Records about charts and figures
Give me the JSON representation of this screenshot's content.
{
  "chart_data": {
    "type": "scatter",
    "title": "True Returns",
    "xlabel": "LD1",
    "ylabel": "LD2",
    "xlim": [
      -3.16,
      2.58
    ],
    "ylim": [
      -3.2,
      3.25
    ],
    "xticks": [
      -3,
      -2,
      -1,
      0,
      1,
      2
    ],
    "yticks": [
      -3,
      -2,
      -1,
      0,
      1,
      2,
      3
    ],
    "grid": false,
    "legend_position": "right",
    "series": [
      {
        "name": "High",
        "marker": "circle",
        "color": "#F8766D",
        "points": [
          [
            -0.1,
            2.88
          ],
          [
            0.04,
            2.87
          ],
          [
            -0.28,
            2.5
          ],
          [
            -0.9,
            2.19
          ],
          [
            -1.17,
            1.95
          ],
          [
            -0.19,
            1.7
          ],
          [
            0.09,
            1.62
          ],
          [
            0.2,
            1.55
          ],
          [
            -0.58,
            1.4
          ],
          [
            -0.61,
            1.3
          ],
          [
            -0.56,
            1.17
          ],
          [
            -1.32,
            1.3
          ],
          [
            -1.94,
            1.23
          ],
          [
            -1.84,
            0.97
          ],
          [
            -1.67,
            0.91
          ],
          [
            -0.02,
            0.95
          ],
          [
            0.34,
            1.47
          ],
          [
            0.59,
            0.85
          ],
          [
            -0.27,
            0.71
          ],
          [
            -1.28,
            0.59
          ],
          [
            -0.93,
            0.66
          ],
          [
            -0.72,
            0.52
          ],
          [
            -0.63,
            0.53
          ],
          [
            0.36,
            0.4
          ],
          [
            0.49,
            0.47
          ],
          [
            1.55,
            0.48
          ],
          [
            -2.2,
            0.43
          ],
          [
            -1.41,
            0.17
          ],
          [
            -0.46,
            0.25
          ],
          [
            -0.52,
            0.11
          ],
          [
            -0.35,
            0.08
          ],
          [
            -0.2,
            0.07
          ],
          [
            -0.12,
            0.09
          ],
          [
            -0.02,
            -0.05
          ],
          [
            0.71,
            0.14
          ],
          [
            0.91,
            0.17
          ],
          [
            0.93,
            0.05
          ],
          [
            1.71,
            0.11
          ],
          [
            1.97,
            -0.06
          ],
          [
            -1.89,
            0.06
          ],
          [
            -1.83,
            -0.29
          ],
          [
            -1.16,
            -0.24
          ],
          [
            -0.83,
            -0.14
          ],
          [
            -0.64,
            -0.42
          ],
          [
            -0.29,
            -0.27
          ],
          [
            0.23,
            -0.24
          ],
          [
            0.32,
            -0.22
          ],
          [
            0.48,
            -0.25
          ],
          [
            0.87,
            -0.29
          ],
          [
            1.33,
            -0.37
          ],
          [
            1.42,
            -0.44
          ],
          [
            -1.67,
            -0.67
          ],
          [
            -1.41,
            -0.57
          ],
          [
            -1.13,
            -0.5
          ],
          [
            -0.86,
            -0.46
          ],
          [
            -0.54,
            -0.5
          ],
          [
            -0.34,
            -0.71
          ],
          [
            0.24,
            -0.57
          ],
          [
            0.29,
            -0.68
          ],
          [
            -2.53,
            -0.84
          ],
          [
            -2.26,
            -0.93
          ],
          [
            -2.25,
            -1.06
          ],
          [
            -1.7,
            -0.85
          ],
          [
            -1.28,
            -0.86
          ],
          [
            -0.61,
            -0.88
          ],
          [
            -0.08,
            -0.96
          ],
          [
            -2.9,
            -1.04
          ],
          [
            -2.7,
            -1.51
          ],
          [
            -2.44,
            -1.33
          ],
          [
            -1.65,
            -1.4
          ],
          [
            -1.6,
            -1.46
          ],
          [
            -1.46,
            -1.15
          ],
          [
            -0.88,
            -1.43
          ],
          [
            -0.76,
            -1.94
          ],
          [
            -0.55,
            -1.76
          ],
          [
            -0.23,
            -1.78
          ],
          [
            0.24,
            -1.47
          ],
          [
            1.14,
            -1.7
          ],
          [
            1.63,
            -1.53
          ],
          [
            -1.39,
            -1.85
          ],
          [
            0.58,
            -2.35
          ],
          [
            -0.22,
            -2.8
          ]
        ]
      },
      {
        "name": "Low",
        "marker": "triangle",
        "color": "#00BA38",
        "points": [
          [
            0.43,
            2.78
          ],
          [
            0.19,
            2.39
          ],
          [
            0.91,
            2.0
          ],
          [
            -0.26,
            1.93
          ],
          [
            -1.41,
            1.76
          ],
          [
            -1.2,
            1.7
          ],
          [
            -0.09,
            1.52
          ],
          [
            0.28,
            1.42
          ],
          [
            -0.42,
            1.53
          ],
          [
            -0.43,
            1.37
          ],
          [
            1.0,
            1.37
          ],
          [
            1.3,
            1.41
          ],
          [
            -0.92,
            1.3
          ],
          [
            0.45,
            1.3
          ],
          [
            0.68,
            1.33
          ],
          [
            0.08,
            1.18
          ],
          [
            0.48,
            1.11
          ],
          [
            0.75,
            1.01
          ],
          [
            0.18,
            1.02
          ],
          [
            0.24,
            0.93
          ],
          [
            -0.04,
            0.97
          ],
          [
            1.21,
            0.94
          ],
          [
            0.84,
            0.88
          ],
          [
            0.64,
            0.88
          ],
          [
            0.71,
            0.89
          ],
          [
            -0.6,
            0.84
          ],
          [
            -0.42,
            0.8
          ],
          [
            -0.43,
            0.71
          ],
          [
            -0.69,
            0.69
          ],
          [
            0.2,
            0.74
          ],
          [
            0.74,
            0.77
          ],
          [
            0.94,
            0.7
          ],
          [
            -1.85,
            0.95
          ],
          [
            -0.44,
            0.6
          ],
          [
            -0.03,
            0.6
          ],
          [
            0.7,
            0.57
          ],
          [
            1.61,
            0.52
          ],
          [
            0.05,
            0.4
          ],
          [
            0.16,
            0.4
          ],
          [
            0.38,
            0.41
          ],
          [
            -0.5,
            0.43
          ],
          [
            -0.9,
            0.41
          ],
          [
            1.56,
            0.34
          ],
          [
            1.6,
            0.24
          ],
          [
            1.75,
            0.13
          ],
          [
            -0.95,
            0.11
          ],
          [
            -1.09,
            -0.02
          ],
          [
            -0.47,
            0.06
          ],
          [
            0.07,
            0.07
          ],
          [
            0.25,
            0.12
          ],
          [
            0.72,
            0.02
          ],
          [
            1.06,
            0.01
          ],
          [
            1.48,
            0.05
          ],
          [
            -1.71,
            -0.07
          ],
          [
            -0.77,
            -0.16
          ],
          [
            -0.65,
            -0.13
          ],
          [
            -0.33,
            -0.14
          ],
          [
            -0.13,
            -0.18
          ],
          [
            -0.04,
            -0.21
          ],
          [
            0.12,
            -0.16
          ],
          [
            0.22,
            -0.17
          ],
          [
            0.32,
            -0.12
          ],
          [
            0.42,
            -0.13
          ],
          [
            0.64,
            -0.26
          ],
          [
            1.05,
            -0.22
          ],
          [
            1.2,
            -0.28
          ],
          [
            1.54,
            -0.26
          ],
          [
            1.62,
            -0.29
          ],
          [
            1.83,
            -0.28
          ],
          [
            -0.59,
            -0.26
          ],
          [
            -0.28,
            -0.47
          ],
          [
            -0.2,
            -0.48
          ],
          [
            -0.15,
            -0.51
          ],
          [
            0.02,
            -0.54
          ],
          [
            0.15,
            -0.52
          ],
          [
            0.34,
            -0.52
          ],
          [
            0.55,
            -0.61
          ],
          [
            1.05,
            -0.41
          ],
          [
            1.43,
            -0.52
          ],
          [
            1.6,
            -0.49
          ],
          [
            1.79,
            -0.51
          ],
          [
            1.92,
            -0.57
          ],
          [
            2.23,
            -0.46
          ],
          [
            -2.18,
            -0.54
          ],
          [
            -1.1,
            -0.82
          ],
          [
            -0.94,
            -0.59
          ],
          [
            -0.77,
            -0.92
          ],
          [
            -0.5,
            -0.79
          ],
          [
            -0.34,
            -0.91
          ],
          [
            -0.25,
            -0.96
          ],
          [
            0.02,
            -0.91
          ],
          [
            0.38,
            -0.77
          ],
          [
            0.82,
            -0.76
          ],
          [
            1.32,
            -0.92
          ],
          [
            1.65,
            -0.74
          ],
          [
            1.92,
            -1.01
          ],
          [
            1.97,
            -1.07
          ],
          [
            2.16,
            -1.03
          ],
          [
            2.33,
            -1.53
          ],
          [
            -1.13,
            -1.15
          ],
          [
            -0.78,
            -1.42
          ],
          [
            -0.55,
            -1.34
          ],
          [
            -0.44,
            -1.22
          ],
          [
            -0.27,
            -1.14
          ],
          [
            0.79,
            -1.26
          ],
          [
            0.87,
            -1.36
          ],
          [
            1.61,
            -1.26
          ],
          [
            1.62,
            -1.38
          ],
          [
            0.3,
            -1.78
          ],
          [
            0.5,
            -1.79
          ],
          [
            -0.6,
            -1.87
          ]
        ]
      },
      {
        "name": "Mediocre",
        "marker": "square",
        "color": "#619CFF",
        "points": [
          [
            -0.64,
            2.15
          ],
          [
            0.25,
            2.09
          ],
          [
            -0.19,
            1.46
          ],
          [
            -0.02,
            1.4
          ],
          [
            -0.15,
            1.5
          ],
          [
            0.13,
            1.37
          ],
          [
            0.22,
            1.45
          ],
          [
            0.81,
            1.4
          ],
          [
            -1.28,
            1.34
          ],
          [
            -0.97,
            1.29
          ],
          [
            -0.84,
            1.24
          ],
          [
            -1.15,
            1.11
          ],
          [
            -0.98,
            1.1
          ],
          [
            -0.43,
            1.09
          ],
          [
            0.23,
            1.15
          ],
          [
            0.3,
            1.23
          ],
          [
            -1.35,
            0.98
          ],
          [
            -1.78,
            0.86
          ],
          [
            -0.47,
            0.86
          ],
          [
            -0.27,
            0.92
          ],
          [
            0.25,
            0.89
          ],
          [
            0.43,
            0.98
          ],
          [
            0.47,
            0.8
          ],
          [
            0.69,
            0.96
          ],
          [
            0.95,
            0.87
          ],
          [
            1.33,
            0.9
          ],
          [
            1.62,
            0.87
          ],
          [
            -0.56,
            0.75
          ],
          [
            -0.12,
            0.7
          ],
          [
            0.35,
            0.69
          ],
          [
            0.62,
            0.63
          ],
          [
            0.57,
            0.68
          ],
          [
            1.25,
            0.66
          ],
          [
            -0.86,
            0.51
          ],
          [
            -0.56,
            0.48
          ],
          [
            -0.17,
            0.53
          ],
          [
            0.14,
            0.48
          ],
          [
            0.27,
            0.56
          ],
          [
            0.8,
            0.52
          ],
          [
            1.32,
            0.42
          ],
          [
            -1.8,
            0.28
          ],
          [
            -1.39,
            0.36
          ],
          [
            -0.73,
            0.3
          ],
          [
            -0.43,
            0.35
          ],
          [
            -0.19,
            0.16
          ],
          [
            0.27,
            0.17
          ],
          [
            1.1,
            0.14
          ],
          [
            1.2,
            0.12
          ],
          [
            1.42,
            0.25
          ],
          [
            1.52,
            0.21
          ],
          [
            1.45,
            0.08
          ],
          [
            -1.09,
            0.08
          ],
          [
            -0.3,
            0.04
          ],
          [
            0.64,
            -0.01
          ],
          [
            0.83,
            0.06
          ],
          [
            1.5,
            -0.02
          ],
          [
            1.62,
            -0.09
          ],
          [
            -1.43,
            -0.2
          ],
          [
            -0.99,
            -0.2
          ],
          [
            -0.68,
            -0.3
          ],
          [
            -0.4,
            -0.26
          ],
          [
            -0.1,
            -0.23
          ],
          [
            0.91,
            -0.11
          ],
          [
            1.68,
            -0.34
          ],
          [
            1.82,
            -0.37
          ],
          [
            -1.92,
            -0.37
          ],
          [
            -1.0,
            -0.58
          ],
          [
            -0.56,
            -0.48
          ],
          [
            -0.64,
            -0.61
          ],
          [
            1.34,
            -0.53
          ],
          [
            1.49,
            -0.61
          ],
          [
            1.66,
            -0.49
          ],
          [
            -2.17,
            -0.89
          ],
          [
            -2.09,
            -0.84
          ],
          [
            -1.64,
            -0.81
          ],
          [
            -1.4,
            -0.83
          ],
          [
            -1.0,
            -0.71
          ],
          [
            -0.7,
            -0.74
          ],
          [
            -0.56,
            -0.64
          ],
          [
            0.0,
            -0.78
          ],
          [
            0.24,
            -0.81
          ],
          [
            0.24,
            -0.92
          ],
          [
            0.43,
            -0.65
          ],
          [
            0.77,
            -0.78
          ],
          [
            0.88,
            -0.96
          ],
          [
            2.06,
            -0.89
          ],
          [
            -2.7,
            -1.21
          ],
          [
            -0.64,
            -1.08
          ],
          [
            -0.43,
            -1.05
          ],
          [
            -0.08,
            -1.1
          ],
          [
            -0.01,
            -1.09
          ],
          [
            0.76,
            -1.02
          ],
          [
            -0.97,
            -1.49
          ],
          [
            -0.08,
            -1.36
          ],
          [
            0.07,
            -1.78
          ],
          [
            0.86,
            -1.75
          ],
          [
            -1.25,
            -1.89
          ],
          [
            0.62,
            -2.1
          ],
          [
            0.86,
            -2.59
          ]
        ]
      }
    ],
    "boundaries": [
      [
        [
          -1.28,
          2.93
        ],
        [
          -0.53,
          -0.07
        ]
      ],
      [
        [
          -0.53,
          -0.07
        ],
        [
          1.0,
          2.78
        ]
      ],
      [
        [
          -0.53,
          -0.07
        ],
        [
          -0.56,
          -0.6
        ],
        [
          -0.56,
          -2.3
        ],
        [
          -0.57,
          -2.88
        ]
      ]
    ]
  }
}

• _PROBLEM_: Identify each line in the records above that contains the word "marker", and copy it out in full.

• _WRITTEN RESPONSE_:
        "marker": "circle",
        "marker": "triangle",
        "marker": "square",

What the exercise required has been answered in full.